• [The request]: Determine the number of lines where "development" occurs and reply with that number by itself.

• [Dataset]:
+ + + +

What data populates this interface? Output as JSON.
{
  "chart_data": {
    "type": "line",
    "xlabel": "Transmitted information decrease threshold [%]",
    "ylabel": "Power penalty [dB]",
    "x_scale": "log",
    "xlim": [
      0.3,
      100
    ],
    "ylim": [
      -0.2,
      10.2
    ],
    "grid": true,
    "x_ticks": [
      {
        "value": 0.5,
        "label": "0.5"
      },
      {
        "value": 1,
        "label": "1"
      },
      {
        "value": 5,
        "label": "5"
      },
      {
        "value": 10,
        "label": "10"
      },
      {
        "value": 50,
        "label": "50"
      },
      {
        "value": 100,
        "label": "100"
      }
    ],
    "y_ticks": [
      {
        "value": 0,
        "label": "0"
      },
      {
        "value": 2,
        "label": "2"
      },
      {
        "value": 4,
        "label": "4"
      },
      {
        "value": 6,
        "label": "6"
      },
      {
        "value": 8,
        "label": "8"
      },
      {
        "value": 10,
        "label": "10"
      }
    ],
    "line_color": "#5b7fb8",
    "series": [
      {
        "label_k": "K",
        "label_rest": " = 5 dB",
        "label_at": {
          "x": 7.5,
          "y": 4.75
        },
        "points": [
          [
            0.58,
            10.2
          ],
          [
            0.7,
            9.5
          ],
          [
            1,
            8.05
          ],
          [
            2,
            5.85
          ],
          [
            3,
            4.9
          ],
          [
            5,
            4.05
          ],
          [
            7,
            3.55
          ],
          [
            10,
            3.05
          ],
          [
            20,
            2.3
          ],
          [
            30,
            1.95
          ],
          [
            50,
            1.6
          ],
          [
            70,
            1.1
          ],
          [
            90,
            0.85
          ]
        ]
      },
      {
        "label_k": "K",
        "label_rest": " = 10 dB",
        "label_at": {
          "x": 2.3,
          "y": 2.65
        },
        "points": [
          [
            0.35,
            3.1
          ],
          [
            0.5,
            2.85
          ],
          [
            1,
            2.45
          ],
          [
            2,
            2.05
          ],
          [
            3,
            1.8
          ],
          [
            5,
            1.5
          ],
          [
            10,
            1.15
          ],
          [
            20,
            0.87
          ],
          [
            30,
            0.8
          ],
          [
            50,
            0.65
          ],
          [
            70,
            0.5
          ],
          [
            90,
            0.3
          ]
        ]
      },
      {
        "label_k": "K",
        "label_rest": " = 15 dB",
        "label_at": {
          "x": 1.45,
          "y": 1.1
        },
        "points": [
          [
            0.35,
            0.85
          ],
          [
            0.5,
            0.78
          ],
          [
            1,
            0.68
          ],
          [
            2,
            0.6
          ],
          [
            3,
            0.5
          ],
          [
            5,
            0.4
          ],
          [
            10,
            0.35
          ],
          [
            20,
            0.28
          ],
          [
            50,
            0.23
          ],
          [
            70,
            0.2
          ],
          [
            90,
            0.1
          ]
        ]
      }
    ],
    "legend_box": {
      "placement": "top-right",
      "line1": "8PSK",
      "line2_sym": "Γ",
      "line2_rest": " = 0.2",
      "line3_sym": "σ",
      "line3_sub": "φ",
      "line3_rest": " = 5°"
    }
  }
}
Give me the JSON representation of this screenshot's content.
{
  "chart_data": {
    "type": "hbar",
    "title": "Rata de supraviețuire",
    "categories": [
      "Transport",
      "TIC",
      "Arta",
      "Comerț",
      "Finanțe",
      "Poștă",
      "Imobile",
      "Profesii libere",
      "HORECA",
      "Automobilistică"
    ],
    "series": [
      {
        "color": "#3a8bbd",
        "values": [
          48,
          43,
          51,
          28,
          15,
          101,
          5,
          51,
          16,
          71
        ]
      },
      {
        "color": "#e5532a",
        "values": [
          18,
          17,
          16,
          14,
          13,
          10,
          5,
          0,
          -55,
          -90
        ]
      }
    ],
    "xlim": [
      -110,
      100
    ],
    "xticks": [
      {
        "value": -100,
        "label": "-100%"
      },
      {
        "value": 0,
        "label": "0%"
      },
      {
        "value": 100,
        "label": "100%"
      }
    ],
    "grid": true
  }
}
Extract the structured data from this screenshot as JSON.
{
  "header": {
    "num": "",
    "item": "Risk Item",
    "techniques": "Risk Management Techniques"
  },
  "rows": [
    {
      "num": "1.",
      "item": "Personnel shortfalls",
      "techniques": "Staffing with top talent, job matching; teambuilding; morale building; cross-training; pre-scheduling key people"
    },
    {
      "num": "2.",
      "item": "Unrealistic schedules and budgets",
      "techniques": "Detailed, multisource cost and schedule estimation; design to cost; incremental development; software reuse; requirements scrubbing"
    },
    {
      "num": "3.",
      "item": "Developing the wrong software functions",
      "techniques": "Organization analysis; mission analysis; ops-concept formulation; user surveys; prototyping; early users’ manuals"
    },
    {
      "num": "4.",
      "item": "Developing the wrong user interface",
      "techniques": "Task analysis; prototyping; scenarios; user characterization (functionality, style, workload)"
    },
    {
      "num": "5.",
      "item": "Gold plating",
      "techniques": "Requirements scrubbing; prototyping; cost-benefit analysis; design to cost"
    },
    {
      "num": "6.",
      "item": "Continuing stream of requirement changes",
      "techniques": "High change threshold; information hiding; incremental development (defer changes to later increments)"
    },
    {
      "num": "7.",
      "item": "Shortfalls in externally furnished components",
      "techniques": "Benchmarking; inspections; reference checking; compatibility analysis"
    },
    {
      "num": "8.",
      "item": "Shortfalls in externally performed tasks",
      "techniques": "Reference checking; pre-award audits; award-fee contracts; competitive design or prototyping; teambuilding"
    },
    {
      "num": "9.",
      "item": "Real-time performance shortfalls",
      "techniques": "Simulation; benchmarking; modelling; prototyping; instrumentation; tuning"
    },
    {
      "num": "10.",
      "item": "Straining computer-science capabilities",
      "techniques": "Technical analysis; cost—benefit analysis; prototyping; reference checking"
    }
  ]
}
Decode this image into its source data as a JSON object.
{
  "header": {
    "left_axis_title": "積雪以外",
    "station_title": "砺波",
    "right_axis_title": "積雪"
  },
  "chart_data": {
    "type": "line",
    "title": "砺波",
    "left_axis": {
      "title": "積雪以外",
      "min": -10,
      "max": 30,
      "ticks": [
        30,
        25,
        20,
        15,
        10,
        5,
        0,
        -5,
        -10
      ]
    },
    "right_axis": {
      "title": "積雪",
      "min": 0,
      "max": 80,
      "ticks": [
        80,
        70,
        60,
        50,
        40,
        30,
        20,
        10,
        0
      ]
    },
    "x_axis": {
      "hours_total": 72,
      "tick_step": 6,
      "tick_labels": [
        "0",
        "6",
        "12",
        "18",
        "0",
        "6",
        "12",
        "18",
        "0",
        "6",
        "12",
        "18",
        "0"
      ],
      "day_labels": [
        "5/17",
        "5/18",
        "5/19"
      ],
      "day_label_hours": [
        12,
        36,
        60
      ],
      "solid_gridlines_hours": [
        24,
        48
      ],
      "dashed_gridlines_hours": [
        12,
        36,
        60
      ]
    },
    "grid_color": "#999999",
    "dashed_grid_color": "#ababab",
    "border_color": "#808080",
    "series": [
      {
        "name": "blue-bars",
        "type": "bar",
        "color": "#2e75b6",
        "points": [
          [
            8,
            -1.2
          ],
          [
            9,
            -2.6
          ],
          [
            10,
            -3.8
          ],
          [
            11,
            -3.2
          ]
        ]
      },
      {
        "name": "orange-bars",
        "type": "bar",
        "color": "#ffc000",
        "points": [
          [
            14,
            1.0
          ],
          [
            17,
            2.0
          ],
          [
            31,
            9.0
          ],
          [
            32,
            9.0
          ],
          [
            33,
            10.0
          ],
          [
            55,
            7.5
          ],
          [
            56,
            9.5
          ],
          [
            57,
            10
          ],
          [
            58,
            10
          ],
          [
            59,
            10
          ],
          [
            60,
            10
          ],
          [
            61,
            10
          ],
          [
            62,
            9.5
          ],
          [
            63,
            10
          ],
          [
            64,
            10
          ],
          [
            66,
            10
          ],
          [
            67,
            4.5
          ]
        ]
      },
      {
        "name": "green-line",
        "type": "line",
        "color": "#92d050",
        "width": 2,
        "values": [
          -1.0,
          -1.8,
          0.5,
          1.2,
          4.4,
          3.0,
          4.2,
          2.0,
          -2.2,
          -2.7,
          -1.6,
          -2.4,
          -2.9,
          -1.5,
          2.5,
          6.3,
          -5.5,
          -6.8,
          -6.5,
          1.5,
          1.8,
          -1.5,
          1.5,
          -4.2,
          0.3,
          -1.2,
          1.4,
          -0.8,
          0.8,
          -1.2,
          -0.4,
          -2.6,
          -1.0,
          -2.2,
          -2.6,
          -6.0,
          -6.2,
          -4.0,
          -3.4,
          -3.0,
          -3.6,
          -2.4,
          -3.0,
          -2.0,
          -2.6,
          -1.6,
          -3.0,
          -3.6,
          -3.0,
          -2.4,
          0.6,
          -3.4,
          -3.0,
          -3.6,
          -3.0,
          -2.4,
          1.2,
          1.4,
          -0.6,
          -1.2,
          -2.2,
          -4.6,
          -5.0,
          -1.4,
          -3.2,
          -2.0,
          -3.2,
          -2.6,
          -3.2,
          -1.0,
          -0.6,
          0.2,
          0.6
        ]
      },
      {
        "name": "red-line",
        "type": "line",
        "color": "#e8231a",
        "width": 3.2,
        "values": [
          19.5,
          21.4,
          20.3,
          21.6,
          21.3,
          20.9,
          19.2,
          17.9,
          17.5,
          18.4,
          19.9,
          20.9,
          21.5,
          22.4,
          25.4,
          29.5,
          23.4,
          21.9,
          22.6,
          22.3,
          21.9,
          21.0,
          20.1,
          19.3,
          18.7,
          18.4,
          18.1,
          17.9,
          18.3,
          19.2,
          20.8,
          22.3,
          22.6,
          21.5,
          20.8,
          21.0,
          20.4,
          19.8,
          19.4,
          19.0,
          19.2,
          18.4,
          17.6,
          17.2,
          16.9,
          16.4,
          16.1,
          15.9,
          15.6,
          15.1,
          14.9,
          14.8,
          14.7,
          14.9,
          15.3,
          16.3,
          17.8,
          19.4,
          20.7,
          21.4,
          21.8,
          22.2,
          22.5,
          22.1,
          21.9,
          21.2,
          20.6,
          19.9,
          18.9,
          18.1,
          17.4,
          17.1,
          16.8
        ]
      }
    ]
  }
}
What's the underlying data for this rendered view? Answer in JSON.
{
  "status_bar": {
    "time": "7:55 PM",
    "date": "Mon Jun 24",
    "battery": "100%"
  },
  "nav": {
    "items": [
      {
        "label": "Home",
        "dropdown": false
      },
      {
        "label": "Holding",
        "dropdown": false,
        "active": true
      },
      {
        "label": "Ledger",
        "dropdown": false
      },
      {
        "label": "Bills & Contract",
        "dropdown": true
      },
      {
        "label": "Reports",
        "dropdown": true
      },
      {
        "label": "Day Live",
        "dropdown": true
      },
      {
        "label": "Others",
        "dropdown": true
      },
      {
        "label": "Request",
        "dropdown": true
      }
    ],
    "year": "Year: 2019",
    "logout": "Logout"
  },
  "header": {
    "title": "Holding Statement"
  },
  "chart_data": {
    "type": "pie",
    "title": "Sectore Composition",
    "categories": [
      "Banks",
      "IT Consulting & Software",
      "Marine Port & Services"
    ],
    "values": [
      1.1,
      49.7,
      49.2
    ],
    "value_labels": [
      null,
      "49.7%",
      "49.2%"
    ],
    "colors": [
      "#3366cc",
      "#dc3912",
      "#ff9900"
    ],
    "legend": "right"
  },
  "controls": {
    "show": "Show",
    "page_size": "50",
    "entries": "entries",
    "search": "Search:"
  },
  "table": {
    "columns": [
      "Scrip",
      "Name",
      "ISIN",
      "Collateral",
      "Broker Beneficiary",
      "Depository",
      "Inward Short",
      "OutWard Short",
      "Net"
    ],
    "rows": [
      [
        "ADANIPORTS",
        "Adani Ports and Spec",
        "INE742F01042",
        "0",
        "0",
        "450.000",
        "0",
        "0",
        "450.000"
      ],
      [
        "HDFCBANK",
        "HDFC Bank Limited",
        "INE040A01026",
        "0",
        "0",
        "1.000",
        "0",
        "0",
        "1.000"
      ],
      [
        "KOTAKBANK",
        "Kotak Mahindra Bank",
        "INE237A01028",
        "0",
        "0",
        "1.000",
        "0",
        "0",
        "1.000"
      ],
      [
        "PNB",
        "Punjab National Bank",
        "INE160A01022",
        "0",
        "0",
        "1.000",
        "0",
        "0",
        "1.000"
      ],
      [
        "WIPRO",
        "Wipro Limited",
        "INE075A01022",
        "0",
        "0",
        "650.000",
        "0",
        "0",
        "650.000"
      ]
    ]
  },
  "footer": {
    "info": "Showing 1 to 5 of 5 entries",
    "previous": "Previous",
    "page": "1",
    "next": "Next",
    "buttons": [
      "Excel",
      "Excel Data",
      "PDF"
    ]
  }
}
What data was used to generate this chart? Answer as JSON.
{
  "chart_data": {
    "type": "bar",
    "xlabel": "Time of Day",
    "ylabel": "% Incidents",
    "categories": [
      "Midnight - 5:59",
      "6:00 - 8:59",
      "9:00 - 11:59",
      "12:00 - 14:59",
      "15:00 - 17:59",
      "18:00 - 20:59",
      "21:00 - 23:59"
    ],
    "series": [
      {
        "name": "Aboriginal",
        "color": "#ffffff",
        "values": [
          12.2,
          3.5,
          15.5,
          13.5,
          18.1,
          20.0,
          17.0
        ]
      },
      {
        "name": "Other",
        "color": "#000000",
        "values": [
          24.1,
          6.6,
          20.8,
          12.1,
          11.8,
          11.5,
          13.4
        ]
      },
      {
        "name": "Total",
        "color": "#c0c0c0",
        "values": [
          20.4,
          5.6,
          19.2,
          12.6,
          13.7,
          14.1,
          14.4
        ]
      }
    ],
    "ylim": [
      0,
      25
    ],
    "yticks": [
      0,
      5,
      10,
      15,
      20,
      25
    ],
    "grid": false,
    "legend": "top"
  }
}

+ + + +

• [Worked answer]: 2